[Data records]
----------

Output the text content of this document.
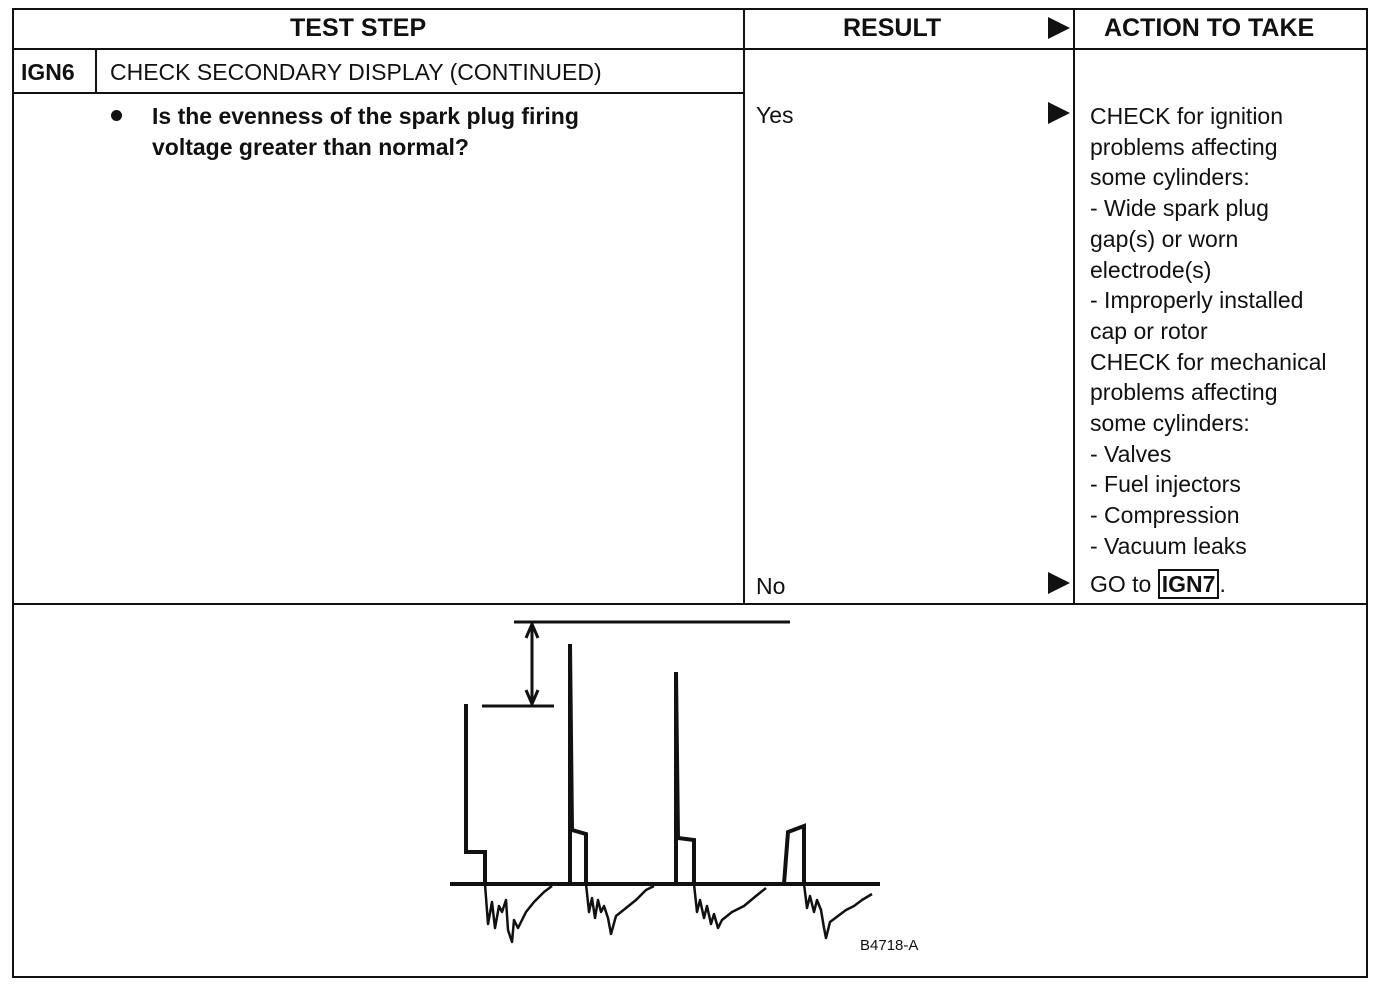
TEST STEP	RESULT	ACTION TO TAKE
IGN6 CHECK SECONDARY DISPLAY (CONTINUED)
Is the evenness of the spark plug firing
voltage greater than normal?
Yes
No
CHECK for ignition
problems affecting
some cylinders:
- Wide spark plug
gap(s) or worn
electrode(s)
- Improperly installed
cap or rotor
CHECK for mechanical
problems affecting
some cylinders:
- Valves
- Fuel injectors
- Compression
- Vacuum leaks
GO to IGN7 .
B4718-A
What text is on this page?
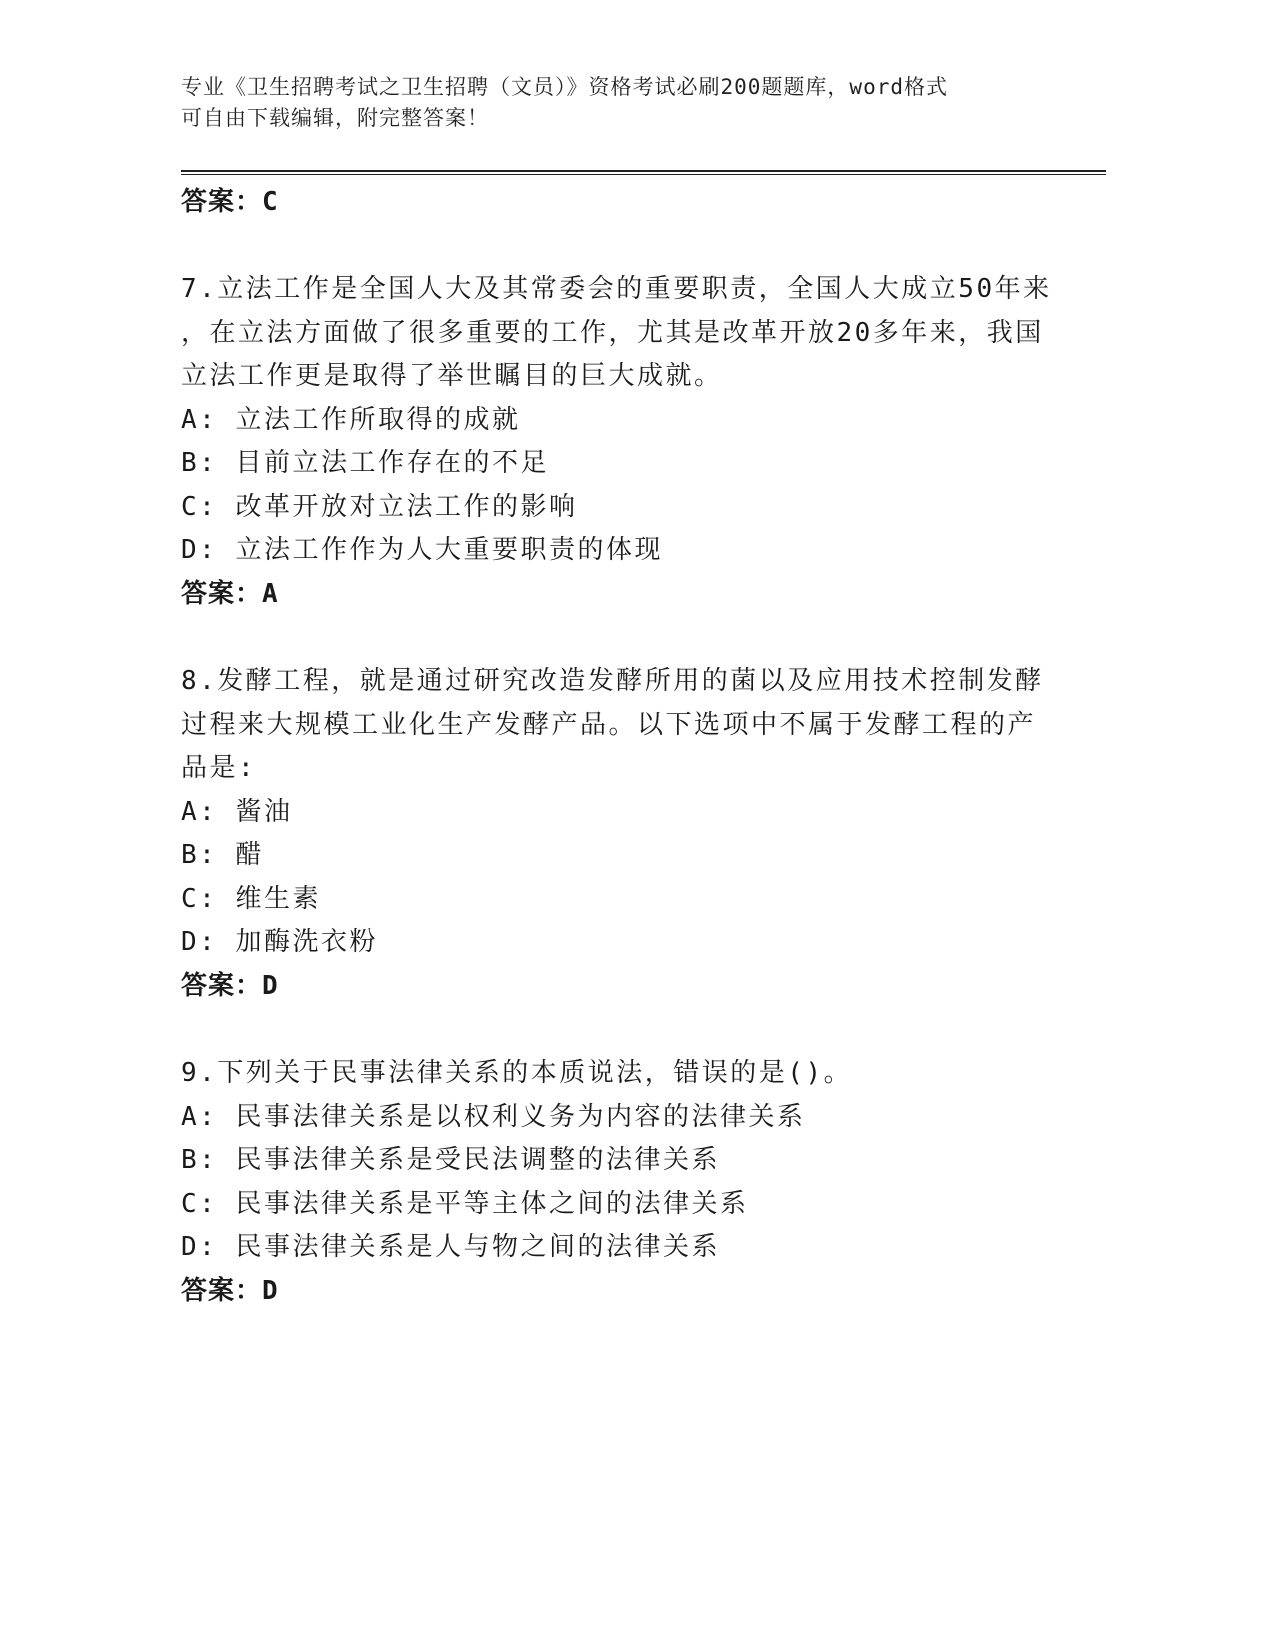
专业《卫生招聘考试之卫生招聘（文员）》资格考试必刷200题题库，word格式
可自由下载编辑，附完整答案！
答案：C
7.立法工作是全国人大及其常委会的重要职责，全国人大成立50年来
，在立法方面做了很多重要的工作，尤其是改革开放20多年来，我国
立法工作更是取得了举世瞩目的巨大成就。
A: 立法工作所取得的成就
B: 目前立法工作存在的不足
C: 改革开放对立法工作的影响
D: 立法工作作为人大重要职责的体现
答案：A
8.发酵工程，就是通过研究改造发酵所用的菌以及应用技术控制发酵
过程来大规模工业化生产发酵产品。以下选项中不属于发酵工程的产
品是:
A: 酱油
B: 醋
C: 维生素
D: 加酶洗衣粉
答案：D
9.下列关于民事法律关系的本质说法，错误的是()。
A: 民事法律关系是以权利义务为内容的法律关系
B: 民事法律关系是受民法调整的法律关系
C: 民事法律关系是平等主体之间的法律关系
D: 民事法律关系是人与物之间的法律关系
答案：D
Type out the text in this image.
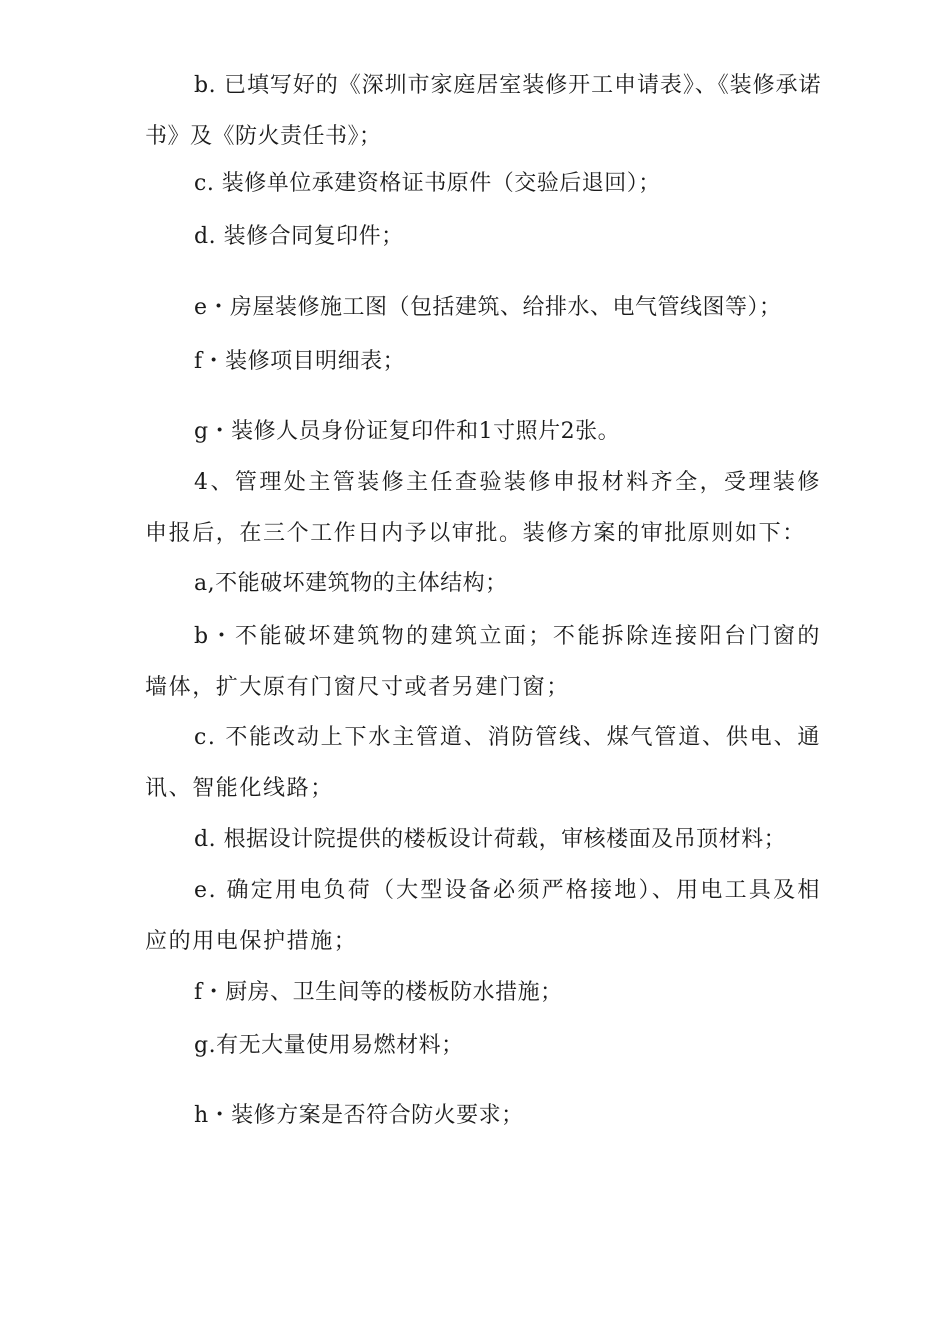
b. 已填写好的《深圳市家庭居室装修开工申请表》、《装修承诺书》及《防火责任书》；

c. 装修单位承建资格证书原件（交验后退回）；

d. 装修合同复印件；

e・房屋装修施工图（包括建筑、给排水、电气管线图等）；

f・装修项目明细表；

g・装修人员身份证复印件和1寸照片2张。

4、管理处主管装修主任查验装修申报材料齐全，受理装修申报后，在三个工作日内予以审批。装修方案的审批原则如下：

a,不能破坏建筑物的主体结构；

b・不能破坏建筑物的建筑立面；不能拆除连接阳台门窗的墙体，扩大原有门窗尺寸或者另建门窗；

c. 不能改动上下水主管道、消防管线、煤气管道、供电、通讯、智能化线路；

d. 根据设计院提供的楼板设计荷载，审核楼面及吊顶材料；

e. 确定用电负荷（大型设备必须严格接地）、用电工具及相应的用电保护措施；

f・厨房、卫生间等的楼板防水措施；

g.有无大量使用易燃材料；

h・装修方案是否符合防火要求；
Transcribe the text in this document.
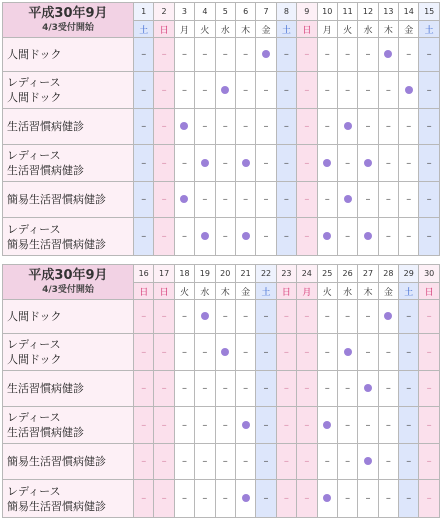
平成30年9月
4/3受付開始	1	2	3	4	5	6	7	8	9	10	11	12	13	14	15
	土	日	月	火	水	木	金	土	日	月	火	水	木	金	土

人間ドック	–	–	–	–	–	–		–	–	–	–	–		–	–

レディース
人間ドック	–	–	–	–		–	–	–	–	–	–	–	–		–

生活習慣病健診	–	–		–	–	–	–	–	–	–		–	–	–	–

レディース
生活習慣病健診	–	–	–		–		–	–	–		–		–	–	–

簡易生活習慣病健診	–	–		–	–	–	–	–	–	–		–	–	–	–

レディース
簡易生活習慣病健診	–	–	–		–		–	–	–		–		–	–	–
平成30年9月
4/3受付開始	16	17	18	19	20	21	22	23	24	25	26	27	28	29	30
	日	日	火	水	木	金	土	日	月	火	水	木	金	土	日

人間ドック	–	–	–		–	–	–	–	–	–	–	–		–	–

レディース
人間ドック	–	–	–	–		–	–	–	–	–		–	–	–	–

生活習慣病健診	–	–	–	–	–	–	–	–	–	–	–		–	–	–

レディース
生活習慣病健診	–	–	–	–	–		–	–	–		–	–	–	–	–

簡易生活習慣病健診	–	–	–	–	–	–	–	–	–	–	–		–	–	–

レディース
簡易生活習慣病健診	–	–	–	–	–		–	–	–		–	–	–	–	–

----------

▶ **GOAL OF THE EXERCISE**:
Tally how many lines of the records hold the word "document". Answer with the number only.

▶ **RESPONSE**:
2